In a bureaucratic stroke of luck, an official at the association gave the file to Ms. Woeser’s mother.

“The file was only in my mother’s hands a few days before my work unit began calling in a panic, demanding it back,” she said in an interview in Beijing, where she lives. “My mother was so scared — people of her age usually are afraid of such things — she was almost in tears. I told her to hold on to it.”

A friend of Ms. Woeser’s, the filmmaker Zhu Rikun, was so intrigued that he hopped on a train for the 45-hour trip to Lhasa. File in hand, he returned to Beijing a few days later and proposed filming Ms. Woeser as she read her file aloud for the first time. The result, a documentary called “The Dossier,” was shown last year at several film festivals outside China.

Following are excerpts from a conversation with Ms. Woeser:

Q: It’s hard for foreigners to imagine what it’s like to have a personal file that you can never see. What’s it like for ordinary Chinese?

A.: Many of us have no idea what’s inside our dang’an, but our lives can be changed by it. It’s a terrible thing, like an invisible monster stalking you. It’s a special feature of a totalitarian regime. My file was born when I was in high school, at 15, but at the time, I don’t think any of us thought of it as scary.

What was it like for you to see yours?

* Exercise tasks:
1) Update the stretch of the article about Ms. Woeser's file from "A friend of" through "festivals outside China.", putting "bus" in place of "train".
2) Name every place mentioned in the article about Ms. Woeser's file.
3) According to the article about Ms. Woeser's file, why was her mother almost in tears?

* Record extracts:
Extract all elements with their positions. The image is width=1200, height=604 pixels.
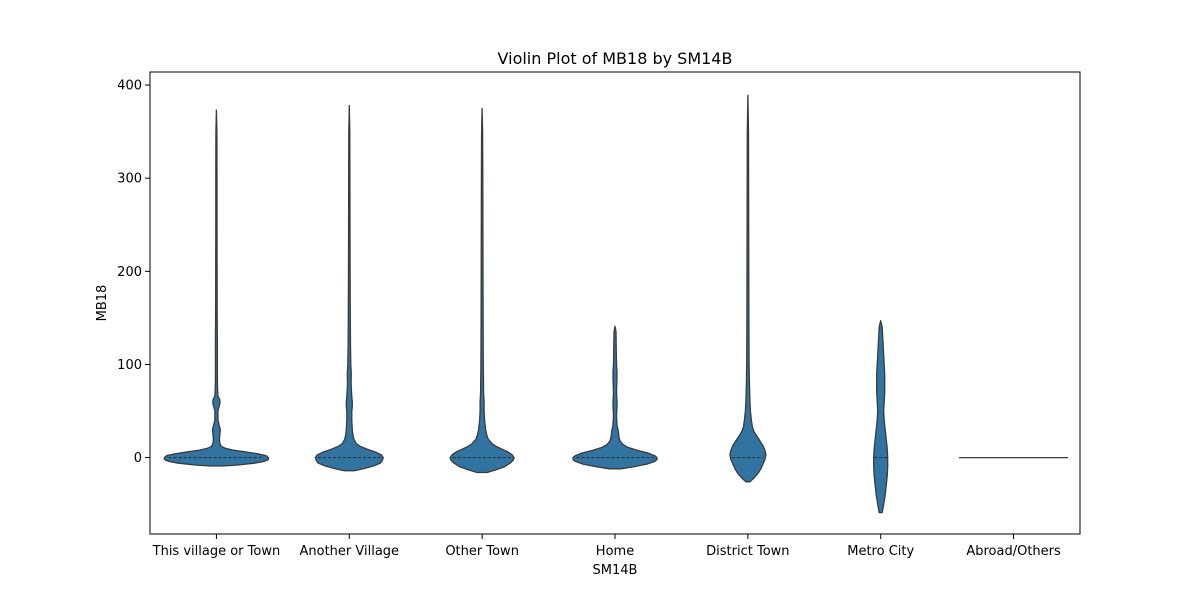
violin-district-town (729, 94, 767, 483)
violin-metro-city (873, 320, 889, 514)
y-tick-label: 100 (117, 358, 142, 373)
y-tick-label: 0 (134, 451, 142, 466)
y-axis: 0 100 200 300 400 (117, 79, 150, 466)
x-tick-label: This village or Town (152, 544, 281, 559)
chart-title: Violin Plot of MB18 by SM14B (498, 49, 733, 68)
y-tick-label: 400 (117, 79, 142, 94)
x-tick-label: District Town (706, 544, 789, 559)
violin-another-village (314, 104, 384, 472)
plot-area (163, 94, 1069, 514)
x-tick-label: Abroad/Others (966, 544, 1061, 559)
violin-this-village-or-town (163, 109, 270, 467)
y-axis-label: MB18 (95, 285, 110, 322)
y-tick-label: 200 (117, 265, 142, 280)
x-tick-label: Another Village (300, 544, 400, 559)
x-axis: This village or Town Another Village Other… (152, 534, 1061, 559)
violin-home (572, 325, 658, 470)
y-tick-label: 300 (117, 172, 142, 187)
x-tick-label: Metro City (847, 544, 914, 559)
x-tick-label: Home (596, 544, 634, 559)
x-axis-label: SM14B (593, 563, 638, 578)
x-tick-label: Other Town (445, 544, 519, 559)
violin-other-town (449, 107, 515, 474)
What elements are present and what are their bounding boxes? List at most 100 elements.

* Solutions to the problems:
1)
A friend of Ms. Woeser’s, the filmmaker Zhu Rikun, was so intrigued that he hopped on a bus for the 45-hour trip to Lhasa. File in hand, he returned to Beijing a few days later and proposed filming Ms. Woeser as she read her file aloud for the first time. The result, a documentary called “The Dossier,” was shown last year at several film festivals outside China.

2) Beijing, Lhasa, China

3) Ms. Woeser's work unit began calling in a panic to demand the file back, and her mother was so scared that she was almost in tears. Ms. Woeser explains that people of her mother's age are usually afraid of such things.